───── Input data
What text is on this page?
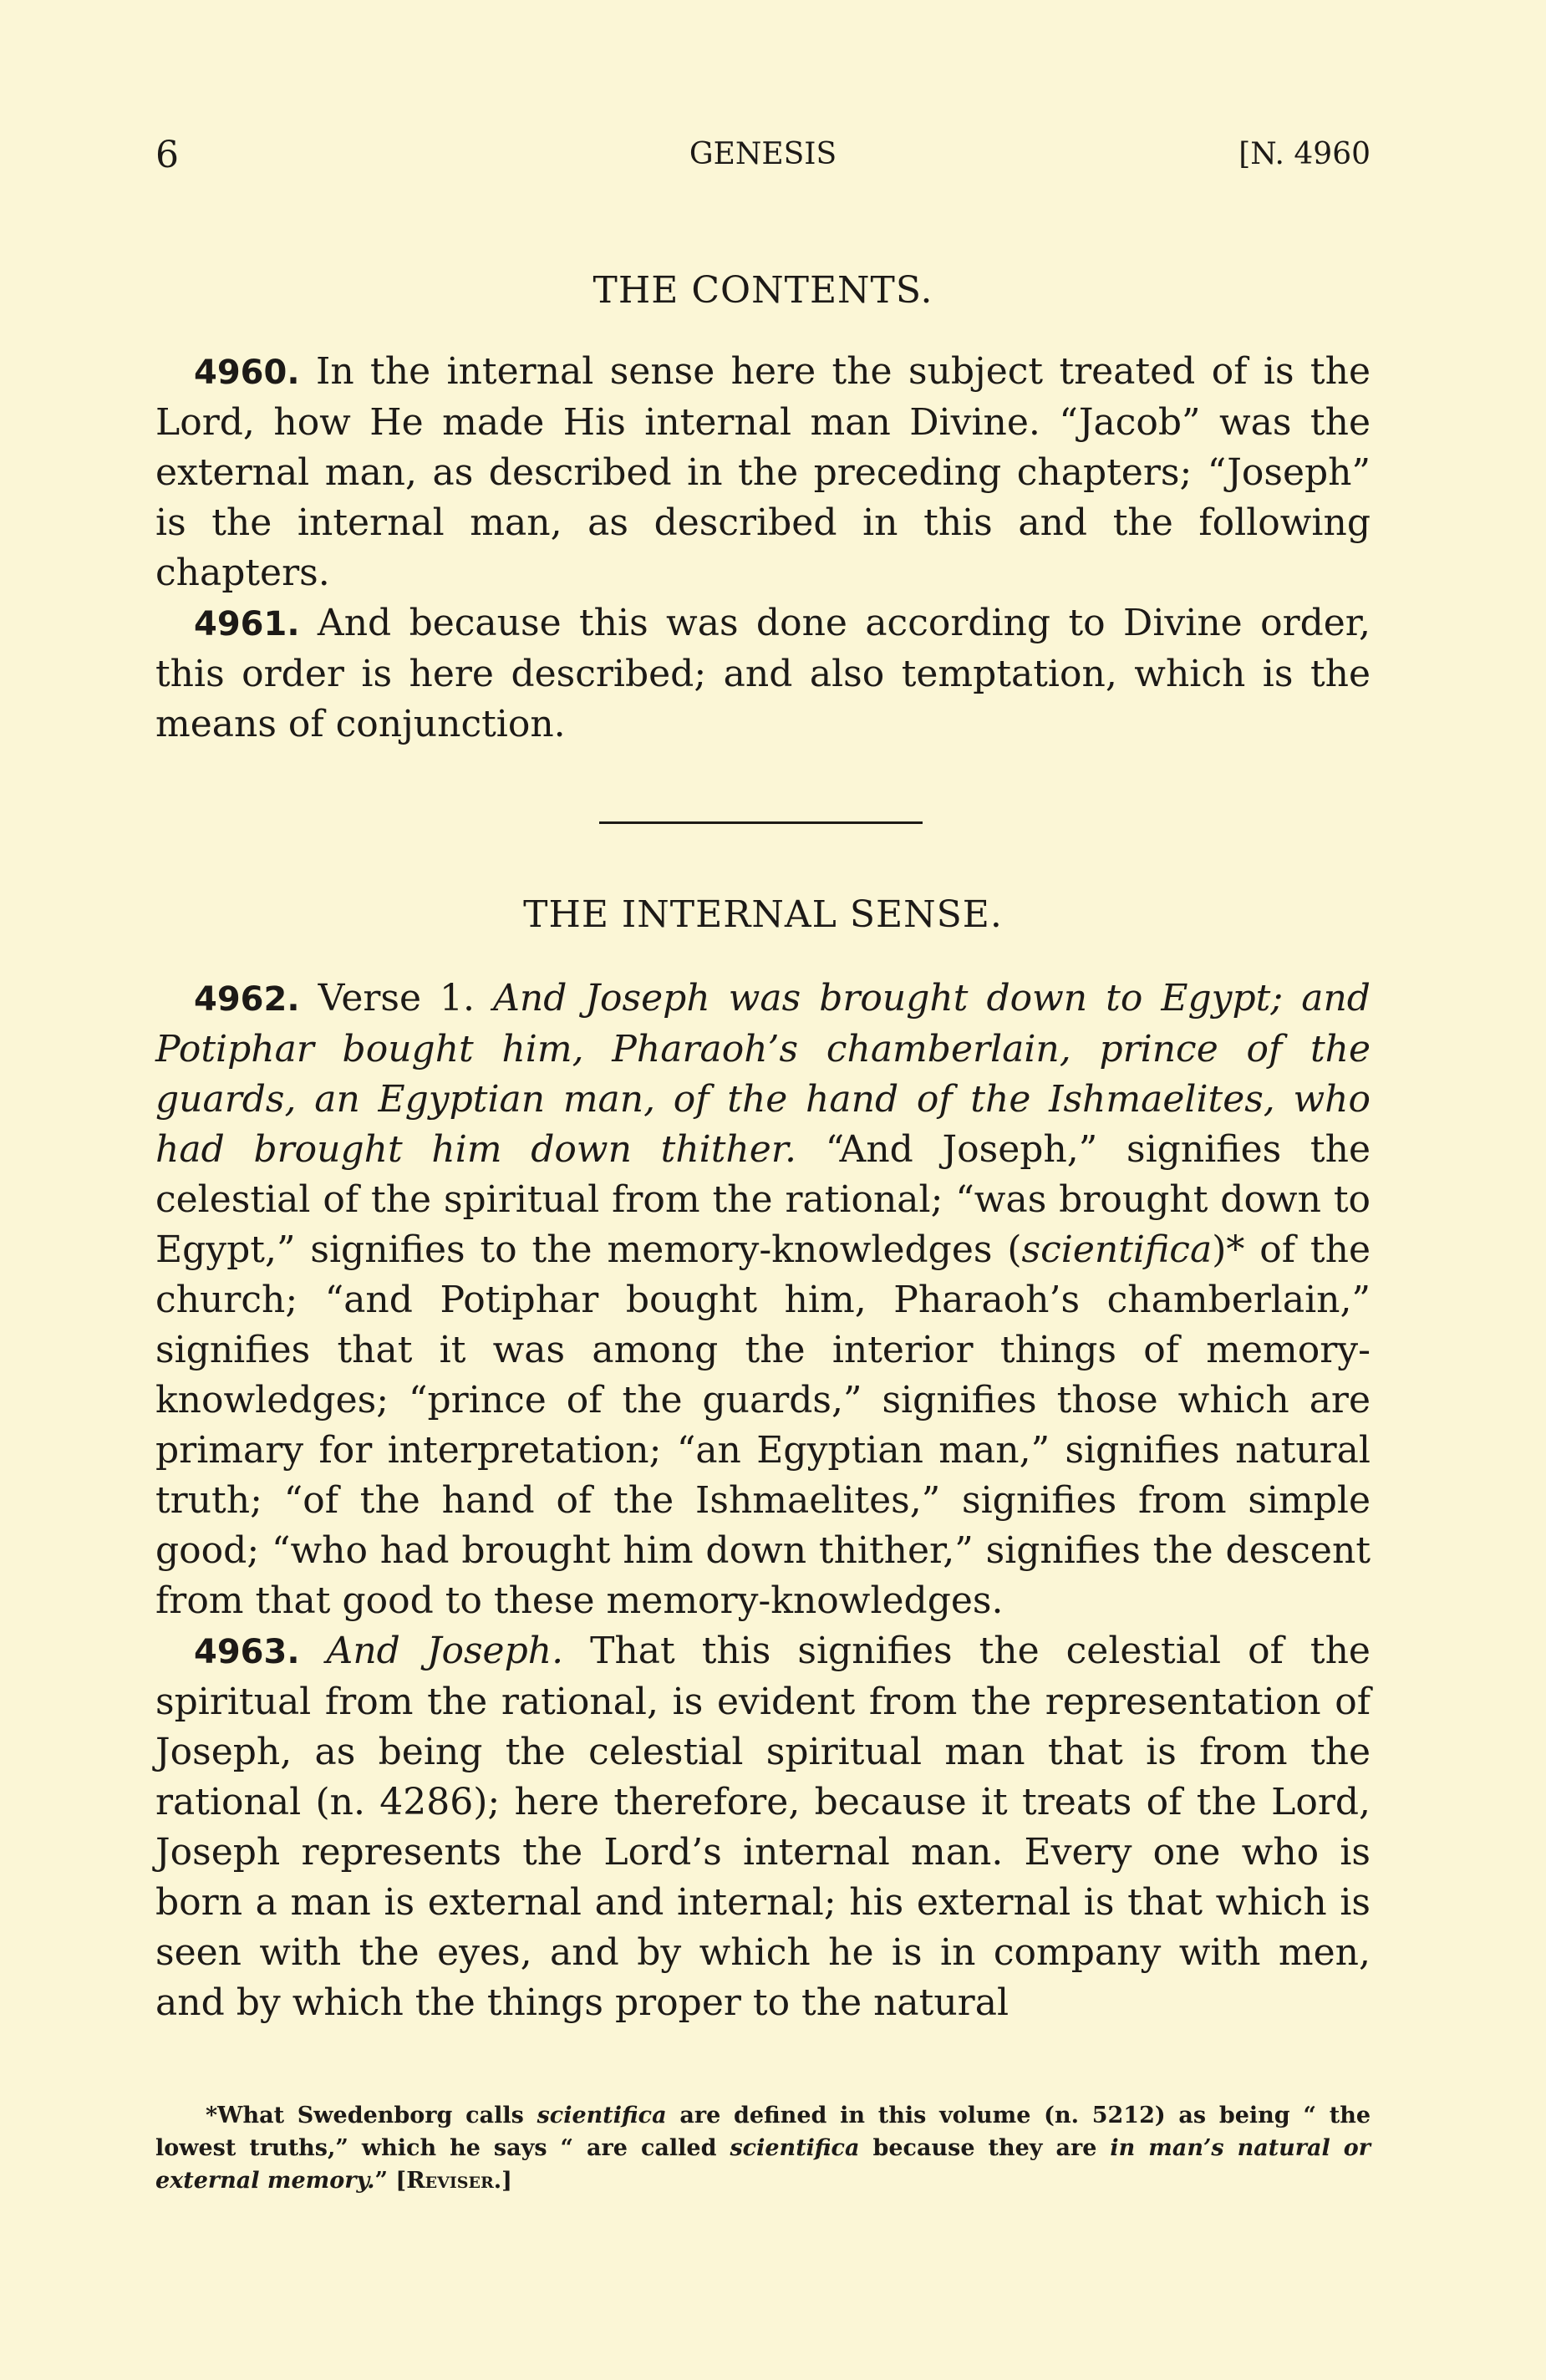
6	GENESIS	[N. 4960
THE CONTENTS.

4960. In the internal sense here the subject treated of is the Lord, how He made His internal man Divine. “Jacob” was the external man, as described in the preceding chapters; “Joseph” is the internal man, as described in this and the following chapters.

4961. And because this was done according to Divine order, this order is here described; and also temptation, which is the means of conjunction.

THE INTERNAL SENSE.

4962. Verse 1. And Joseph was brought down to Egypt; and Potiphar bought him, Pharaoh’s chamberlain, prince of the guards, an Egyptian man, of the hand of the Ishmaelites, who had brought him down thither. “And Joseph,” signifies the celestial of the spiritual from the rational; “was brought down to Egypt,” signifies to the memory-knowledges (scientifica)* of the church; “and Potiphar bought him, Pharaoh’s chamberlain,” signifies that it was among the interior things of memory-knowledges; “prince of the guards,” signifies those which are primary for interpretation; “an Egyptian man,” signifies natural truth; “of the hand of the Ishmaelites,” signifies from simple good; “who had brought him down thither,” signifies the descent from that good to these memory-knowledges.

4963. And Joseph. That this signifies the celestial of the spiritual from the rational, is evident from the representation of Joseph, as being the celestial spiritual man that is from the rational (n. 4286); here therefore, because it treats of the Lord, Joseph represents the Lord’s internal man. Every one who is born a man is external and internal; his external is that which is seen with the eyes, and by which he is in company with men, and by which the things proper to the natural

*What Swedenborg calls scientifica are defined in this volume (n. 5212) as being “ the lowest truths,” which he says “ are called scientifica because they are in man’s natural or external memory.” [Reviser.]
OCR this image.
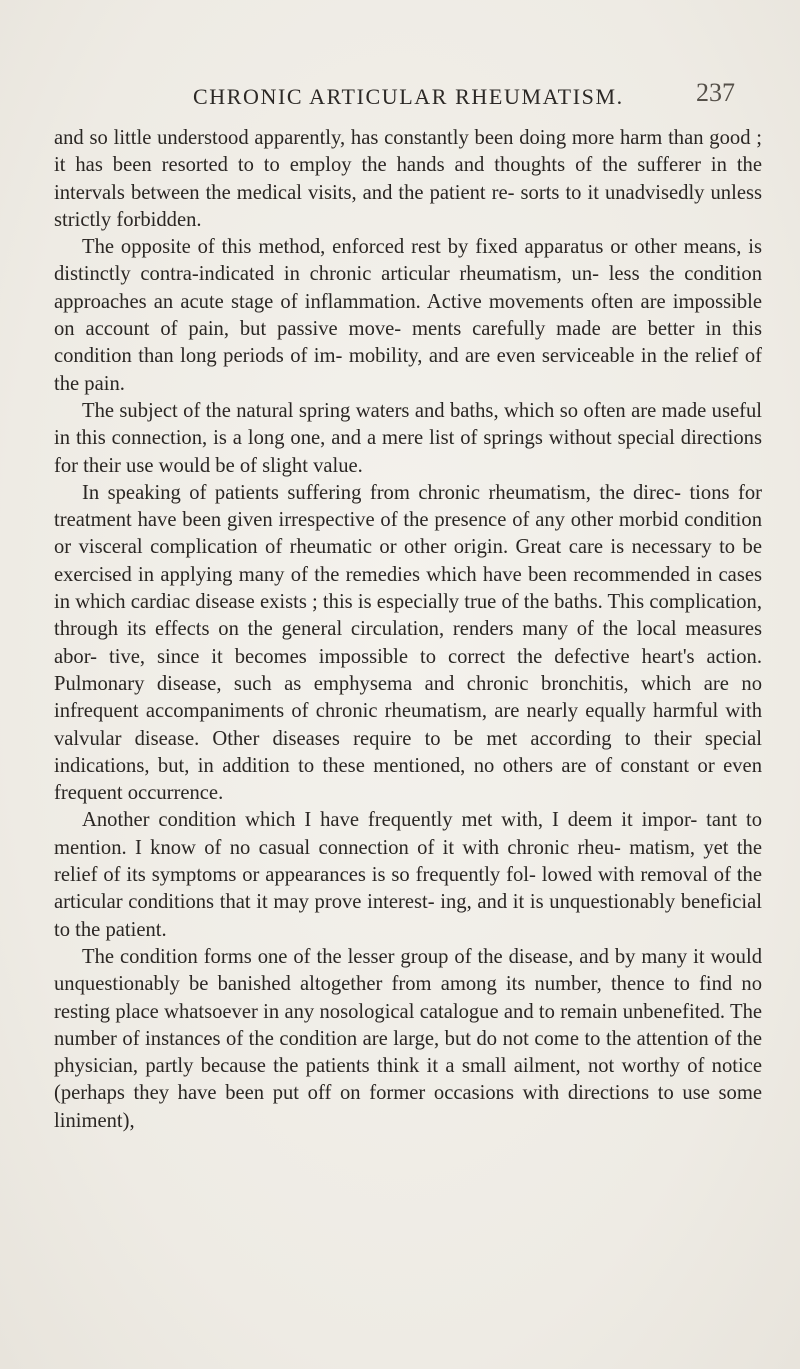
CHRONIC ARTICULAR RHEUMATISM.	237

and so little understood apparently, has constantly been doing more harm than good ; it has been resorted to to employ the hands and thoughts of the sufferer in the intervals between the medical visits, and the patient re- sorts to it unadvisedly unless strictly forbidden.

The opposite of this method, enforced rest by fixed apparatus or other means, is distinctly contra-indicated in chronic articular rheumatism, un- less the condition approaches an acute stage of inflammation. Active movements often are impossible on account of pain, but passive move- ments carefully made are better in this condition than long periods of im- mobility, and are even serviceable in the relief of the pain.

The subject of the natural spring waters and baths, which so often are made useful in this connection, is a long one, and a mere list of springs without special directions for their use would be of slight value.

In speaking of patients suffering from chronic rheumatism, the direc- tions for treatment have been given irrespective of the presence of any other morbid condition or visceral complication of rheumatic or other origin. Great care is necessary to be exercised in applying many of the remedies which have been recommended in cases in which cardiac disease exists ; this is especially true of the baths. This complication, through its effects on the general circulation, renders many of the local measures abor- tive, since it becomes impossible to correct the defective heart's action. Pulmonary disease, such as emphysema and chronic bronchitis, which are no infrequent accompaniments of chronic rheumatism, are nearly equally harmful with valvular disease. Other diseases require to be met according to their special indications, but, in addition to these mentioned, no others are of constant or even frequent occurrence.

Another condition which I have frequently met with, I deem it impor- tant to mention. I know of no casual connection of it with chronic rheu- matism, yet the relief of its symptoms or appearances is so frequently fol- lowed with removal of the articular conditions that it may prove interest- ing, and it is unquestionably beneficial to the patient.

The condition forms one of the lesser group of the disease, and by many it would unquestionably be banished altogether from among its number, thence to find no resting place whatsoever in any nosological catalogue and to remain unbenefited. The number of instances of the condition are large, but do not come to the attention of the physician, partly because the patients think it a small ailment, not worthy of notice (perhaps they have been put off on former occasions with directions to use some liniment),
──────────
> _Exercise objective_:
Find how many lines in the listing hold "described", and reply with that number only.

> _The completed task_:
2